- Challenge -
What follows is a set of entries. Give them again exactly, without the pictures.

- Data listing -
********************

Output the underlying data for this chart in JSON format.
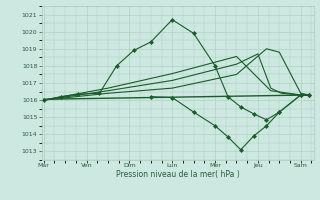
{
  "background_color": "#cce8e0",
  "grid_color": "#aaccbb",
  "line_color": "#1a5c2a",
  "xlabel": "Pression niveau de la mer( hPa )",
  "ylim": [
    1012.5,
    1021.5
  ],
  "yticks": [
    1013,
    1014,
    1015,
    1016,
    1017,
    1018,
    1019,
    1020,
    1021
  ],
  "days": [
    "Mar",
    "Ven",
    "Dim",
    "Lun",
    "Mer",
    "Jeu",
    "Sam"
  ],
  "day_positions": [
    0,
    1,
    2,
    3,
    4,
    5,
    6
  ],
  "xlim": [
    -0.05,
    6.3
  ],
  "series": [
    {
      "x": [
        0,
        0.4,
        0.8,
        1.3,
        1.7,
        2.1,
        2.5,
        3.0,
        3.5,
        4.0,
        4.3,
        4.6,
        4.9,
        5.2,
        5.5,
        6.0,
        6.2
      ],
      "y": [
        1016.0,
        1016.2,
        1016.35,
        1016.4,
        1018.0,
        1018.9,
        1019.4,
        1020.7,
        1019.9,
        1018.0,
        1016.2,
        1015.6,
        1015.2,
        1014.85,
        1015.3,
        1016.3,
        1016.3
      ],
      "marker": "D",
      "markersize": 2.0,
      "linewidth": 0.8,
      "markevery": 1
    },
    {
      "x": [
        2.5,
        3.0,
        3.5,
        4.0,
        4.3,
        4.6,
        4.9,
        5.2,
        5.5,
        6.0,
        6.2
      ],
      "y": [
        1016.2,
        1016.15,
        1015.3,
        1014.5,
        1013.85,
        1013.1,
        1013.9,
        1014.5,
        1015.3,
        1016.3,
        1016.3
      ],
      "marker": "D",
      "markersize": 2.0,
      "linewidth": 0.8,
      "markevery": 1
    },
    {
      "x": [
        0,
        6.2
      ],
      "y": [
        1016.05,
        1016.3
      ],
      "marker": null,
      "markersize": 0,
      "linewidth": 1.0
    },
    {
      "x": [
        0,
        1.5,
        3.0,
        4.5,
        5.2,
        5.5,
        6.0,
        6.2
      ],
      "y": [
        1016.0,
        1016.4,
        1016.7,
        1017.5,
        1019.0,
        1018.8,
        1016.4,
        1016.3
      ],
      "marker": null,
      "markersize": 0,
      "linewidth": 0.8
    },
    {
      "x": [
        0,
        1.5,
        3.0,
        4.5,
        5.0,
        5.3,
        5.55,
        6.0,
        6.2
      ],
      "y": [
        1016.0,
        1016.55,
        1017.15,
        1018.1,
        1018.7,
        1016.7,
        1016.4,
        1016.3,
        1016.3
      ],
      "marker": null,
      "markersize": 0,
      "linewidth": 0.8
    },
    {
      "x": [
        0,
        1.5,
        3.0,
        4.5,
        5.3,
        6.0,
        6.2
      ],
      "y": [
        1016.0,
        1016.7,
        1017.55,
        1018.55,
        1016.55,
        1016.3,
        1016.3
      ],
      "marker": null,
      "markersize": 0,
      "linewidth": 0.8
    }
  ]
}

********************

- Full response -
Output the underlying data for this chart in JSON format.
{
  "background_color": "#cce8e0",
  "grid_color": "#aaccbb",
  "line_color": "#1a5c2a",
  "xlabel": "Pression niveau de la mer( hPa )",
  "ylim": [
    1012.5,
    1021.5
  ],
  "yticks": [
    1013,
    1014,
    1015,
    1016,
    1017,
    1018,
    1019,
    1020,
    1021
  ],
  "days": [
    "Mar",
    "Ven",
    "Dim",
    "Lun",
    "Mer",
    "Jeu",
    "Sam"
  ],
  "day_positions": [
    0,
    1,
    2,
    3,
    4,
    5,
    6
  ],
  "xlim": [
    -0.05,
    6.3
  ],
  "series": [
    {
      "x": [
        0,
        0.4,
        0.8,
        1.3,
        1.7,
        2.1,
        2.5,
        3.0,
        3.5,
        4.0,
        4.3,
        4.6,
        4.9,
        5.2,
        5.5,
        6.0,
        6.2
      ],
      "y": [
        1016.0,
        1016.2,
        1016.35,
        1016.4,
        1018.0,
        1018.9,
        1019.4,
        1020.7,
        1019.9,
        1018.0,
        1016.2,
        1015.6,
        1015.2,
        1014.85,
        1015.3,
        1016.3,
        1016.3
      ],
      "marker": "D",
      "markersize": 2.0,
      "linewidth": 0.8,
      "markevery": 1
    },
    {
      "x": [
        2.5,
        3.0,
        3.5,
        4.0,
        4.3,
        4.6,
        4.9,
        5.2,
        5.5,
        6.0,
        6.2
      ],
      "y": [
        1016.2,
        1016.15,
        1015.3,
        1014.5,
        1013.85,
        1013.1,
        1013.9,
        1014.5,
        1015.3,
        1016.3,
        1016.3
      ],
      "marker": "D",
      "markersize": 2.0,
      "linewidth": 0.8,
      "markevery": 1
    },
    {
      "x": [
        0,
        6.2
      ],
      "y": [
        1016.05,
        1016.3
      ],
      "marker": null,
      "markersize": 0,
      "linewidth": 1.0
    },
    {
      "x": [
        0,
        1.5,
        3.0,
        4.5,
        5.2,
        5.5,
        6.0,
        6.2
      ],
      "y": [
        1016.0,
        1016.4,
        1016.7,
        1017.5,
        1019.0,
        1018.8,
        1016.4,
        1016.3
      ],
      "marker": null,
      "markersize": 0,
      "linewidth": 0.8
    },
    {
      "x": [
        0,
        1.5,
        3.0,
        4.5,
        5.0,
        5.3,
        5.55,
        6.0,
        6.2
      ],
      "y": [
        1016.0,
        1016.55,
        1017.15,
        1018.1,
        1018.7,
        1016.7,
        1016.4,
        1016.3,
        1016.3
      ],
      "marker": null,
      "markersize": 0,
      "linewidth": 0.8
    },
    {
      "x": [
        0,
        1.5,
        3.0,
        4.5,
        5.3,
        6.0,
        6.2
      ],
      "y": [
        1016.0,
        1016.7,
        1017.55,
        1018.55,
        1016.55,
        1016.3,
        1016.3
      ],
      "marker": null,
      "markersize": 0,
      "linewidth": 0.8
    }
  ]
}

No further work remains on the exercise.